--- begin Data extract ---
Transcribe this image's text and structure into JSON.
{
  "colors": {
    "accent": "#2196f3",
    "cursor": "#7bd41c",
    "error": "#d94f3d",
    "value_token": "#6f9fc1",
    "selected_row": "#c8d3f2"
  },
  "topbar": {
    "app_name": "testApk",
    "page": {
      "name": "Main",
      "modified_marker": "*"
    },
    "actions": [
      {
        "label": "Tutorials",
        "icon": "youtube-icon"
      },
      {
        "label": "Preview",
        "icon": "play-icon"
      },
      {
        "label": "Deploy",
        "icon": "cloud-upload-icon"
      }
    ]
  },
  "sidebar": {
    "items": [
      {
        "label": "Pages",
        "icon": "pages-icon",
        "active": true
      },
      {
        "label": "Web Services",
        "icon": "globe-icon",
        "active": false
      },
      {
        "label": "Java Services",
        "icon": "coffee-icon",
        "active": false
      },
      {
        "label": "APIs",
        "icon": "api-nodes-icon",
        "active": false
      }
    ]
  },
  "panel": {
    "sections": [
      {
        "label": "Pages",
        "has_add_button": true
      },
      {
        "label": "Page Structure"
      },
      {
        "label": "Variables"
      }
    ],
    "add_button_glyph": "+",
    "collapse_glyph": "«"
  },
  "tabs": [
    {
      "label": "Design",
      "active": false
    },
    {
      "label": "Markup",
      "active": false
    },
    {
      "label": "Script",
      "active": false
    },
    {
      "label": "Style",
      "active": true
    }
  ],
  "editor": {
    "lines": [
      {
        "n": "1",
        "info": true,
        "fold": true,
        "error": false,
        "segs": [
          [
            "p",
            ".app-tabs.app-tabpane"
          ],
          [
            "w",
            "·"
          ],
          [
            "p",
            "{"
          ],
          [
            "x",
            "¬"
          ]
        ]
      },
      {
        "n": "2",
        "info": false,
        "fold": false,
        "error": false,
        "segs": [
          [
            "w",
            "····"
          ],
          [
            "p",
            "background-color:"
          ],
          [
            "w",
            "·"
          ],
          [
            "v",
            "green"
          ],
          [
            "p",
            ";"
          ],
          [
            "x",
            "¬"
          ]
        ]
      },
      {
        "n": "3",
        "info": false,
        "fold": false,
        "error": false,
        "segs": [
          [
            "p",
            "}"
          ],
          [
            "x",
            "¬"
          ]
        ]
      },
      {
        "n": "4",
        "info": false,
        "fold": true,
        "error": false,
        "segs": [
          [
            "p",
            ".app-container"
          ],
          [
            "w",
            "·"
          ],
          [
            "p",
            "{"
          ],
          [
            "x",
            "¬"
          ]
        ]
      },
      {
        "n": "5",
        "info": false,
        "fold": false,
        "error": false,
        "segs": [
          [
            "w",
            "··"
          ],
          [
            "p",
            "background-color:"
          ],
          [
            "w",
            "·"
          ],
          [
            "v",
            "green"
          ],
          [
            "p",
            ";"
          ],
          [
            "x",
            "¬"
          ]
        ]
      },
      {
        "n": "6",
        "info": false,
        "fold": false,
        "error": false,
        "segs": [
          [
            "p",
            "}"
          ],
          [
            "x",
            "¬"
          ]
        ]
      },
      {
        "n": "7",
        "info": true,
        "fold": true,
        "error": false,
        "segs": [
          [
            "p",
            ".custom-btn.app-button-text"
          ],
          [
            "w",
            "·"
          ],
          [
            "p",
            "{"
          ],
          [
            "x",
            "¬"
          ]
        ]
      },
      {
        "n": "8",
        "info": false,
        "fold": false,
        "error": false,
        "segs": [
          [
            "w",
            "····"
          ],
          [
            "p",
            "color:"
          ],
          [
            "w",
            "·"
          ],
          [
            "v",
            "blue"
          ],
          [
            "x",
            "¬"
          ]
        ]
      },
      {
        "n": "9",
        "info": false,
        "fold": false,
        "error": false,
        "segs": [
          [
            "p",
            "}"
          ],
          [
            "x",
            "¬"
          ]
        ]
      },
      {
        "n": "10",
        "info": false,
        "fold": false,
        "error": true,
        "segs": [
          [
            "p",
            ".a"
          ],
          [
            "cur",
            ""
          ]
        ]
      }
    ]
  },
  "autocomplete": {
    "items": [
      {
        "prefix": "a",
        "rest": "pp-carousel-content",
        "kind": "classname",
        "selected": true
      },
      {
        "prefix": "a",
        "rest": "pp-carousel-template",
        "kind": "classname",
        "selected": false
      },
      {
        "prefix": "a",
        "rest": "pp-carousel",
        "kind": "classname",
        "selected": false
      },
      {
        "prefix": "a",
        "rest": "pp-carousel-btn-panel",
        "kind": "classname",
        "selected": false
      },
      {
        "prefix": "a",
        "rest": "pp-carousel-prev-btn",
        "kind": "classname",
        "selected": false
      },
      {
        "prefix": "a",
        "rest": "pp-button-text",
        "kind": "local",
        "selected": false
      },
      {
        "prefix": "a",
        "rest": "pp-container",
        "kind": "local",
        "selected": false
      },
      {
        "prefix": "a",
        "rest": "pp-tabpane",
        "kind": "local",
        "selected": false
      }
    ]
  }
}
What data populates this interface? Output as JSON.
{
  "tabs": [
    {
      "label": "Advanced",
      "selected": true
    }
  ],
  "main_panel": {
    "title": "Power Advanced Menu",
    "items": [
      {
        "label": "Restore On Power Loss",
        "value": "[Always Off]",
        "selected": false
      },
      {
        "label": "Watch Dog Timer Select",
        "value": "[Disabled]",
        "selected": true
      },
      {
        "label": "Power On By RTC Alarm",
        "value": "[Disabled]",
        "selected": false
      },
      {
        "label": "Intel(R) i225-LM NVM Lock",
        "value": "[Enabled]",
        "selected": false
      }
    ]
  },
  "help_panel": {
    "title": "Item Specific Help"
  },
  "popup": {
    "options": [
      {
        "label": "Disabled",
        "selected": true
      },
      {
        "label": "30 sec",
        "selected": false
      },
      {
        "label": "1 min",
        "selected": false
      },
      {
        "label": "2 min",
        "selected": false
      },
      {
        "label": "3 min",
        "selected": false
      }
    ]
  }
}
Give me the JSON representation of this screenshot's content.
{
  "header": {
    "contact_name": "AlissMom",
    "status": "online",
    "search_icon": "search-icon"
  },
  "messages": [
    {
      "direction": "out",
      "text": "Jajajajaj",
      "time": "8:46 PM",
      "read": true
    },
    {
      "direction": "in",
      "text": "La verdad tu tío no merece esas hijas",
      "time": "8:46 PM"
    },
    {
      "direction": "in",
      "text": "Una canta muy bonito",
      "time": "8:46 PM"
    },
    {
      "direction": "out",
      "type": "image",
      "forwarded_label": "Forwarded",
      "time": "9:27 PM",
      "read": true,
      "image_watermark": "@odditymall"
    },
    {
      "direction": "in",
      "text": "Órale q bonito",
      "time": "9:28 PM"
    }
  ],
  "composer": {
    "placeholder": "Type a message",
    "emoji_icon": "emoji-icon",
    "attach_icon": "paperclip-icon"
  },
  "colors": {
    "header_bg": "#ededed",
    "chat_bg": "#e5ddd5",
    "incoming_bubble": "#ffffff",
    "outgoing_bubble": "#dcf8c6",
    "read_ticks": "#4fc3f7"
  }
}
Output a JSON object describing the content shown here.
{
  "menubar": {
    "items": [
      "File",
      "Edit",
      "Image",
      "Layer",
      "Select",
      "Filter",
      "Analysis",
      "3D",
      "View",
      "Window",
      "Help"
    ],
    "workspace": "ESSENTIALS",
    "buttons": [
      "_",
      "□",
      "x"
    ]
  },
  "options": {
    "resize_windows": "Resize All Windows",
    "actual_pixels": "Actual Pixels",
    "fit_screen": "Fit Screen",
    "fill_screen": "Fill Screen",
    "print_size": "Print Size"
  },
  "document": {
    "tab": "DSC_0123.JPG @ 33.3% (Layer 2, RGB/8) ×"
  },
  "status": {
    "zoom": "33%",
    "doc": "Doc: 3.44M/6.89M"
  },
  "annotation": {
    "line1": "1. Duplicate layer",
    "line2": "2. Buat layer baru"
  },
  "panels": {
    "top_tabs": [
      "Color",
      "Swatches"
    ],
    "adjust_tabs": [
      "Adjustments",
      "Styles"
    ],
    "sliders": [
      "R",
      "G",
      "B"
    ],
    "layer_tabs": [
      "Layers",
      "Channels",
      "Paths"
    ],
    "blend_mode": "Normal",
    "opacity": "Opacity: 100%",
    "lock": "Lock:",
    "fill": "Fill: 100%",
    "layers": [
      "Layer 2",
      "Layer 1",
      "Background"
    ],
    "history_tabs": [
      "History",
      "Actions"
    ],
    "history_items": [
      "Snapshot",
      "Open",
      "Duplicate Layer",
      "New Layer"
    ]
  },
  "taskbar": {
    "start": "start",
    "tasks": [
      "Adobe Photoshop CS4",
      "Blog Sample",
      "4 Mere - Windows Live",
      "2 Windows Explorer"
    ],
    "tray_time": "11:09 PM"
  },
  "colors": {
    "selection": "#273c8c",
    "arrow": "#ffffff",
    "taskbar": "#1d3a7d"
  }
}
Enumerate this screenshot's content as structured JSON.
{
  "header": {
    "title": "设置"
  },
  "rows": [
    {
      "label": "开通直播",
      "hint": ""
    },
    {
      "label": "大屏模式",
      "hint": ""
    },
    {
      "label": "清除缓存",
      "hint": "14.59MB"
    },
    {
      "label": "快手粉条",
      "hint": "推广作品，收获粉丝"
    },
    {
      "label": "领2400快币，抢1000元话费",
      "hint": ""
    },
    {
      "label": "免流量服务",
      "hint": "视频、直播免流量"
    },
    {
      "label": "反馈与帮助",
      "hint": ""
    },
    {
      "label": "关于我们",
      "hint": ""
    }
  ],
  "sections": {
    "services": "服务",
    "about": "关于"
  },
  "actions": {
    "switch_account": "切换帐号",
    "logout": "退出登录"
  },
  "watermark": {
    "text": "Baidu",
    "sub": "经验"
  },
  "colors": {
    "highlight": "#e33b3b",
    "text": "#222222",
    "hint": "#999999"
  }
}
--- end Data extract ---
Tally the lines in this data that hold the word "Power" and state only the count.

● The response
3